• **Votre tâche**:
Pouvez-vous réécrire mot pour mot, du début à la fin, le texte ci-dessous sur l'enquête de l'IRFAM auprès d'entrepreneurs ?

La moitié des répondants (14) gèrent leur activité en tant qu’indépendant, pour 9 SPRL, 4 SNC (Société en Nom Collectif) et une ASBL. La majorité des activités sont menées au niveau local (12), suivies du niveau international (8), national (5) et régional (3). Leur chiffre d’affaires oscille entre 100.000 € (9/28) ET 10 000 € (7), en passant par une fourchette oscillant entre 10 et 50 000 € (8) et entre 50 et 100 000 € (4). Leurs trois principaux secteurs d’activités sont le commerce de détail (8), l’Horeca (6) et la consultance (4).
Des apports économiques, interculturels et sociaux
La réponse à la question « Quelles ont été vos motivations à entreprendre ? » est un indicateur précieux sur le profil des personnes qui ont répondu à l’enquête de l’IRFAM. Plus de 71% d’entre elles (20/28) ont répondu « pour devenir mon propre patron », tandis que 32% (9/28) ont pointé du doigt ex-aequo l’augmentation des revenus et la passion. Plus globalement, trois types de raisons principales sont à l’origine de leur idée de créer leur propre activité. Le premier concerne la profession proprement dite, la formation et la passion. Le deuxième porte sur une volonté d’indépendance ou d’évolution. Et le troisième a trait au constat des besoins d’une clientèle auxquels leur activité peut répondre et, dans plusieurs cas, de besoins de leur communauté.

• **Données fournies**:
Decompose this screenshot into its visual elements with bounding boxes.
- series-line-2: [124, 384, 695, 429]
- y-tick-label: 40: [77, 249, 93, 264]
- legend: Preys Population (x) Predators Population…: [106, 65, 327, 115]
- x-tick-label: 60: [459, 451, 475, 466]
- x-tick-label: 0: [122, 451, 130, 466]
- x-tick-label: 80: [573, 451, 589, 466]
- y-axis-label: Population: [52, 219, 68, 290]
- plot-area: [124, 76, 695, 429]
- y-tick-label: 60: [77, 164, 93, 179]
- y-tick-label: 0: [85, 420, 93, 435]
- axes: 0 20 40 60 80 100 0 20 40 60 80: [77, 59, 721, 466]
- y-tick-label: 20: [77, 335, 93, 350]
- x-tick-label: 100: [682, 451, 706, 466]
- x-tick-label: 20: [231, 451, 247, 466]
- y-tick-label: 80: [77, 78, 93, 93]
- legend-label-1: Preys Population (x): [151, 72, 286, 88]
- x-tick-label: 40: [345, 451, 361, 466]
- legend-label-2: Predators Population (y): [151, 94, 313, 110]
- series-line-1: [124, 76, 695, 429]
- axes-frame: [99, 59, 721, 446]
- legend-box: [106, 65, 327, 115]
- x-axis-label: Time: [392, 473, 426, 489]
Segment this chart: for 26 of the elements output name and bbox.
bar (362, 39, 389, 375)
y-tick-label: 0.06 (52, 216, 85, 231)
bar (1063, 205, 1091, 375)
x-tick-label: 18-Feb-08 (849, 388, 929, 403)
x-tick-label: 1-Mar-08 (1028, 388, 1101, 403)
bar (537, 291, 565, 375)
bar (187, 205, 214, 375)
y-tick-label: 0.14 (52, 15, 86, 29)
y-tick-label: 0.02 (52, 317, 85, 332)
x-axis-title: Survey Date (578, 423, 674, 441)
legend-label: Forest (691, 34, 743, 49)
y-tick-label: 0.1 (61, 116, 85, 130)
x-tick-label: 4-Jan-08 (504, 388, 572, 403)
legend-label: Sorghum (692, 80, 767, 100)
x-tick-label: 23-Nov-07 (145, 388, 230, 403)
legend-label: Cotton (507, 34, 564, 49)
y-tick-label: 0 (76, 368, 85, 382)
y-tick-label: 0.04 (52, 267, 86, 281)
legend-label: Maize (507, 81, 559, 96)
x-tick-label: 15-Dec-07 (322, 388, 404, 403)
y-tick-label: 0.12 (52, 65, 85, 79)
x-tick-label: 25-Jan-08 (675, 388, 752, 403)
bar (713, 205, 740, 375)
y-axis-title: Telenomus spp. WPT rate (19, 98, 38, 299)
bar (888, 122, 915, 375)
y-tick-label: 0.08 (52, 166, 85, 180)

• **Réponse finale**:
La moitié des répondants (14) gèrent leur activité en tant qu’indépendant, pour 9 SPRL, 4 SNC (Société en Nom Collectif) et une ASBL. La majorité des activités sont menées au niveau local (12), suivies du niveau international (8), national (5) et régional (3). Leur chiffre d’affaires oscille entre 100.000 € (9/28) ET 10 000 € (7), en passant par une fourchette oscillant entre 10 et 50 000 € (8) et entre 50 et 100 000 € (4). Leurs trois principaux secteurs d’activités sont le commerce de détail (8), l’Horeca (6) et la consultance (4).
Des apports économiques, interculturels et sociaux
La réponse à la question « Quelles ont été vos motivations à entreprendre ? » est un indicateur précieux sur le profil des personnes qui ont répondu à l’enquête de l’IRFAM. Plus de 71% d’entre elles (20/28) ont répondu « pour devenir mon propre patron », tandis que 32% (9/28) ont pointé du doigt ex-aequo l’augmentation des revenus et la passion. Plus globalement, trois types de raisons principales sont à l’origine de leur idée de créer leur propre activité. Le premier concerne la profession proprement dite, la formation et la passion. Le deuxième porte sur une volonté d’indépendance ou d’évolution. Et le troisième a trait au constat des besoins d’une clientèle auxquels leur activité peut répondre et, dans plusieurs cas, de besoins de leur communauté.